> **Raw data**:
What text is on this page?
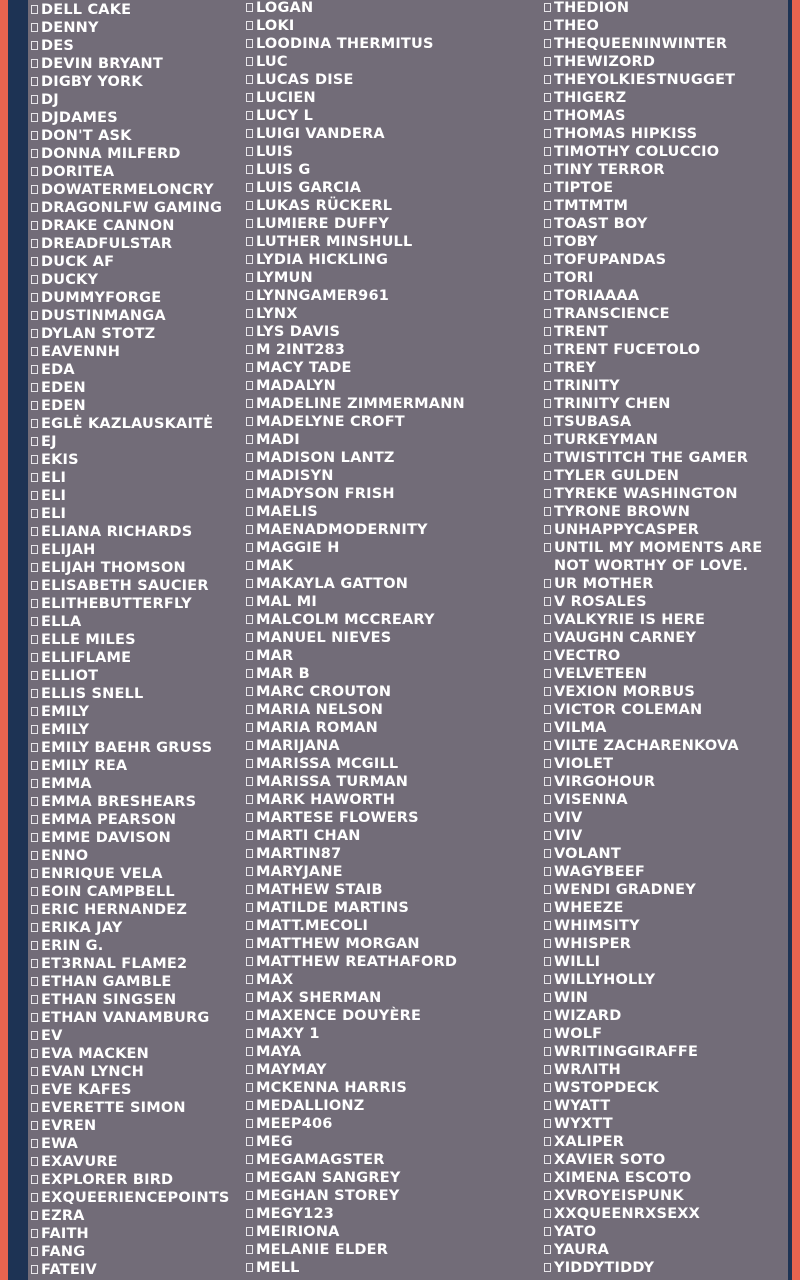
DELL CAKE
DENNY
DES
DEVIN BRYANT
DIGBY YORK
DJ
DJDAMES
DON'T ASK
DONNA MILFERD
DORITEA
DOWATERMELONCRY
DRAGONLFW GAMING
DRAKE CANNON
DREADFULSTAR
DUCK AF
DUCKY
DUMMYFORGE
DUSTINMANGA
DYLAN STOTZ
EAVENNH
EDA
EDEN
EDEN
EGLĖ KAZLAUSKAITĖ
EJ
EKIS
ELI
ELI
ELI
ELIANA RICHARDS
ELIJAH
ELIJAH THOMSON
ELISABETH SAUCIER
ELITHEBUTTERFLY
ELLA
ELLE MILES
ELLIFLAME
ELLIOT
ELLIS SNELL
EMILY
EMILY
EMILY BAEHR GRUSS
EMILY REA
EMMA
EMMA BRESHEARS
EMMA PEARSON
EMME DAVISON
ENNO
ENRIQUE VELA
EOIN CAMPBELL
ERIC HERNANDEZ
ERIKA JAY
ERIN G.
ET3RNAL FLAME2
ETHAN GAMBLE
ETHAN SINGSEN
ETHAN VANAMBURG
EV
EVA MACKEN
EVAN LYNCH
EVE KAFES
EVERETTE SIMON
EVREN
EWA
EXAVURE
EXPLORER BIRD
EXQUEERIENCEPOINTS
EZRA
FAITH
FANG
FATEIV
LOGAN
LOKI
LOODINA THERMITUS
LUC
LUCAS DISE
LUCIEN
LUCY L
LUIGI VANDERA
LUIS
LUIS G
LUIS GARCIA
LUKAS RÜCKERL
LUMIERE DUFFY
LUTHER MINSHULL
LYDIA HICKLING
LYMUN
LYNNGAMER961
LYNX
LYS DAVIS
M 2INT283
MACY TADE
MADALYN
MADELINE ZIMMERMANN
MADELYNE CROFT
MADI
MADISON LANTZ
MADISYN
MADYSON FRISH
MAELIS
MAENADMODERNITY
MAGGIE H
MAK
MAKAYLA GATTON
MAL MI
MALCOLM MCCREARY
MANUEL NIEVES
MAR
MAR B
MARC CROUTON
MARIA NELSON
MARIA ROMAN
MARIJANA
MARISSA MCGILL
MARISSA TURMAN
MARK HAWORTH
MARTESE FLOWERS
MARTI CHAN
MARTIN87
MARYJANE
MATHEW STAIB
MATILDE MARTINS
MATT.MECOLI
MATTHEW MORGAN
MATTHEW REATHAFORD
MAX
MAX SHERMAN
MAXENCE DOUYÈRE
MAXY 1
MAYA
MAYMAY
MCKENNA HARRIS
MEDALLIONZ
MEEP406
MEG
MEGAMAGSTER
MEGAN SANGREY
MEGHAN STOREY
MEGY123
MEIRIONA
MELANIE ELDER
MELL
THEDION
THEO
THEQUEENINWINTER
THEWIZORD
THEYOLKIESTNUGGET
THIGERZ
THOMAS
THOMAS HIPKISS
TIMOTHY COLUCCIO
TINY TERROR
TIPTOE
TMTMTM
TOAST BOY
TOBY
TOFUPANDAS
TORI
TORIAAAA
TRANSCIENCE
TRENT
TRENT FUCETOLO
TREY
TRINITY
TRINITY CHEN
TSUBASA
TURKEYMAN
TWISTITCH THE GAMER
TYLER GULDEN
TYREKE WASHINGTON
TYRONE BROWN
UNHAPPYCASPER
UNTIL MY MOMENTS ARE NOT WORTHY OF LOVE.
UR MOTHER
V ROSALES
VALKYRIE IS HERE
VAUGHN CARNEY
VECTRO
VELVETEEN
VEXION MORBUS
VICTOR COLEMAN
VILMA
VILTE ZACHARENKOVA
VIOLET
VIRGOHOUR
VISENNA
VIV
VIV
VOLANT
WAGYBEEF
WENDI GRADNEY
WHEEZE
WHIMSITY
WHISPER
WILLI
WILLYHOLLY
WIN
WIZARD
WOLF
WRITINGGIRAFFE
WRɅITH
WSTOPDECK
WYATT
WYXTT
XALIPER
XAVIER SOTO
XIMENA ESCOTO
XVROYEISPUNK
XXQUEENRXSEXX
YATO
YAURA
YIDDYTIDDY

> **Objective**:
Only a number is wanted: how many lines of the data above contain "EMILY"?

> **Response to the task**:
4